• WHAT TO DO: Reproduce the material in full, unchanged.

[Recorded data]

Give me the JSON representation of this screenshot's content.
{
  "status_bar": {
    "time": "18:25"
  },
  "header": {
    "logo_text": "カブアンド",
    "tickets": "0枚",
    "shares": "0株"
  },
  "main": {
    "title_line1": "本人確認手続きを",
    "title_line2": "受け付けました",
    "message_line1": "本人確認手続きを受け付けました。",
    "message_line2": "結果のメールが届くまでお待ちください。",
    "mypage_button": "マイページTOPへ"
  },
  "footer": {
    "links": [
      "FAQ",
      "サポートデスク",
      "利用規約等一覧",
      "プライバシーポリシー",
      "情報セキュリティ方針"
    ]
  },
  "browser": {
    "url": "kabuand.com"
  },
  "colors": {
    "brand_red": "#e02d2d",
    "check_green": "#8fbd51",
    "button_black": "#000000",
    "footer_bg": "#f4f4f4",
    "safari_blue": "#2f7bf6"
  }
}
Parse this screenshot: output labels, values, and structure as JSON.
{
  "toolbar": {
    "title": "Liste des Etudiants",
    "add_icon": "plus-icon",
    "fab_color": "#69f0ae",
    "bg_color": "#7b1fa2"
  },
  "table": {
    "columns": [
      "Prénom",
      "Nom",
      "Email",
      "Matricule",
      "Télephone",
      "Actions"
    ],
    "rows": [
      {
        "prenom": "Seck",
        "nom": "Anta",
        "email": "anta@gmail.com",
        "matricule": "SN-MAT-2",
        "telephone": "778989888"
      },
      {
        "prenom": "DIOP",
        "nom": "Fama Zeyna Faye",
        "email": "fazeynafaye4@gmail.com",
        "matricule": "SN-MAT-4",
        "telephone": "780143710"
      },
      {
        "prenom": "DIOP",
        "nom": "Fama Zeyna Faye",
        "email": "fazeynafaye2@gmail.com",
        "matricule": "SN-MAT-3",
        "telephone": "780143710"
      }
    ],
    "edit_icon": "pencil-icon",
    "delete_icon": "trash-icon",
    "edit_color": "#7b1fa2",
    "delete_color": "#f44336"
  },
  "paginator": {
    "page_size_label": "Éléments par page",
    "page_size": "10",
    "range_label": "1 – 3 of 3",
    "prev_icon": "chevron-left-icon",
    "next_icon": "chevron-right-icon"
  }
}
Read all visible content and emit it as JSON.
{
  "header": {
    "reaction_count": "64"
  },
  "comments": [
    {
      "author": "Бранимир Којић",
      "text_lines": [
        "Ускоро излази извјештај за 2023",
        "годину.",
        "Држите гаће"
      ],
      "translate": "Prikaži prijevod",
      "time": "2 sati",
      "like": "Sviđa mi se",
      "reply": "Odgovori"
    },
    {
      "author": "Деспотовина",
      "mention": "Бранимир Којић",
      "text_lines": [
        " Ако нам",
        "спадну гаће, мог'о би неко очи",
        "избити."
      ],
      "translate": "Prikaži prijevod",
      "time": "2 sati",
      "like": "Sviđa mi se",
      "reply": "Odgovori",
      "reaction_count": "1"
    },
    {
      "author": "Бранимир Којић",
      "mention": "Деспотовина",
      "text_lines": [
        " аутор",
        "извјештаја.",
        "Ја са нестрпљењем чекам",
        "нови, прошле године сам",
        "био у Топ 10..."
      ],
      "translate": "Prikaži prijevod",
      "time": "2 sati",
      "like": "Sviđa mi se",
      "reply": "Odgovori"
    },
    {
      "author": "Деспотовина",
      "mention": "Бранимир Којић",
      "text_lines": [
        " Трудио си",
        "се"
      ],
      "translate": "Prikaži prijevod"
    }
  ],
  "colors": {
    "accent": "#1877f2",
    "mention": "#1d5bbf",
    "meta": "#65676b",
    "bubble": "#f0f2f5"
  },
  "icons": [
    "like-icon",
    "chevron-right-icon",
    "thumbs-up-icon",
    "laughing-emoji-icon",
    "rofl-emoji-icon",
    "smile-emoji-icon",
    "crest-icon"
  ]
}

• OUTPUT BELOW:
Give me the JSON representation of this screenshot's content.
{
  "status_bar": {
    "time": "18:25"
  },
  "header": {
    "logo_text": "カブアンド",
    "tickets": "0枚",
    "shares": "0株"
  },
  "main": {
    "title_line1": "本人確認手続きを",
    "title_line2": "受け付けました",
    "message_line1": "本人確認手続きを受け付けました。",
    "message_line2": "結果のメールが届くまでお待ちください。",
    "mypage_button": "マイページTOPへ"
  },
  "footer": {
    "links": [
      "FAQ",
      "サポートデスク",
      "利用規約等一覧",
      "プライバシーポリシー",
      "情報セキュリティ方針"
    ]
  },
  "browser": {
    "url": "kabuand.com"
  },
  "colors": {
    "brand_red": "#e02d2d",
    "check_green": "#8fbd51",
    "button_black": "#000000",
    "footer_bg": "#f4f4f4",
    "safari_blue": "#2f7bf6"
  }
}
Parse this screenshot: output labels, values, and structure as JSON.
{
  "toolbar": {
    "title": "Liste des Etudiants",
    "add_icon": "plus-icon",
    "fab_color": "#69f0ae",
    "bg_color": "#7b1fa2"
  },
  "table": {
    "columns": [
      "Prénom",
      "Nom",
      "Email",
      "Matricule",
      "Télephone",
      "Actions"
    ],
    "rows": [
      {
        "prenom": "Seck",
        "nom": "Anta",
        "email": "anta@gmail.com",
        "matricule": "SN-MAT-2",
        "telephone": "778989888"
      },
      {
        "prenom": "DIOP",
        "nom": "Fama Zeyna Faye",
        "email": "fazeynafaye4@gmail.com",
        "matricule": "SN-MAT-4",
        "telephone": "780143710"
      },
      {
        "prenom": "DIOP",
        "nom": "Fama Zeyna Faye",
        "email": "fazeynafaye2@gmail.com",
        "matricule": "SN-MAT-3",
        "telephone": "780143710"
      }
    ],
    "edit_icon": "pencil-icon",
    "delete_icon": "trash-icon",
    "edit_color": "#7b1fa2",
    "delete_color": "#f44336"
  },
  "paginator": {
    "page_size_label": "Éléments par page",
    "page_size": "10",
    "range_label": "1 – 3 of 3",
    "prev_icon": "chevron-left-icon",
    "next_icon": "chevron-right-icon"
  }
}
Read all visible content and emit it as JSON.
{
  "header": {
    "reaction_count": "64"
  },
  "comments": [
    {
      "author": "Бранимир Којић",
      "text_lines": [
        "Ускоро излази извјештај за 2023",
        "годину.",
        "Држите гаће"
      ],
      "translate": "Prikaži prijevod",
      "time": "2 sati",
      "like": "Sviđa mi se",
      "reply": "Odgovori"
    },
    {
      "author": "Деспотовина",
      "mention": "Бранимир Којић",
      "text_lines": [
        " Ако нам",
        "спадну гаће, мог'о би неко очи",
        "избити."
      ],
      "translate": "Prikaži prijevod",
      "time": "2 sati",
      "like": "Sviđa mi se",
      "reply": "Odgovori",
      "reaction_count": "1"
    },
    {
      "author": "Бранимир Којић",
      "mention": "Деспотовина",
      "text_lines": [
        " аутор",
        "извјештаја.",
        "Ја са нестрпљењем чекам",
        "нови, прошле године сам",
        "био у Топ 10..."
      ],
      "translate": "Prikaži prijevod",
      "time": "2 sati",
      "like": "Sviđa mi se",
      "reply": "Odgovori"
    },
    {
      "author": "Деспотовина",
      "mention": "Бранимир Којић",
      "text_lines": [
        " Трудио си",
        "се"
      ],
      "translate": "Prikaži prijevod"
    }
  ],
  "colors": {
    "accent": "#1877f2",
    "mention": "#1d5bbf",
    "meta": "#65676b",
    "bubble": "#f0f2f5"
  },
  "icons": [
    "like-icon",
    "chevron-right-icon",
    "thumbs-up-icon",
    "laughing-emoji-icon",
    "rofl-emoji-icon",
    "smile-emoji-icon",
    "crest-icon"
  ]
}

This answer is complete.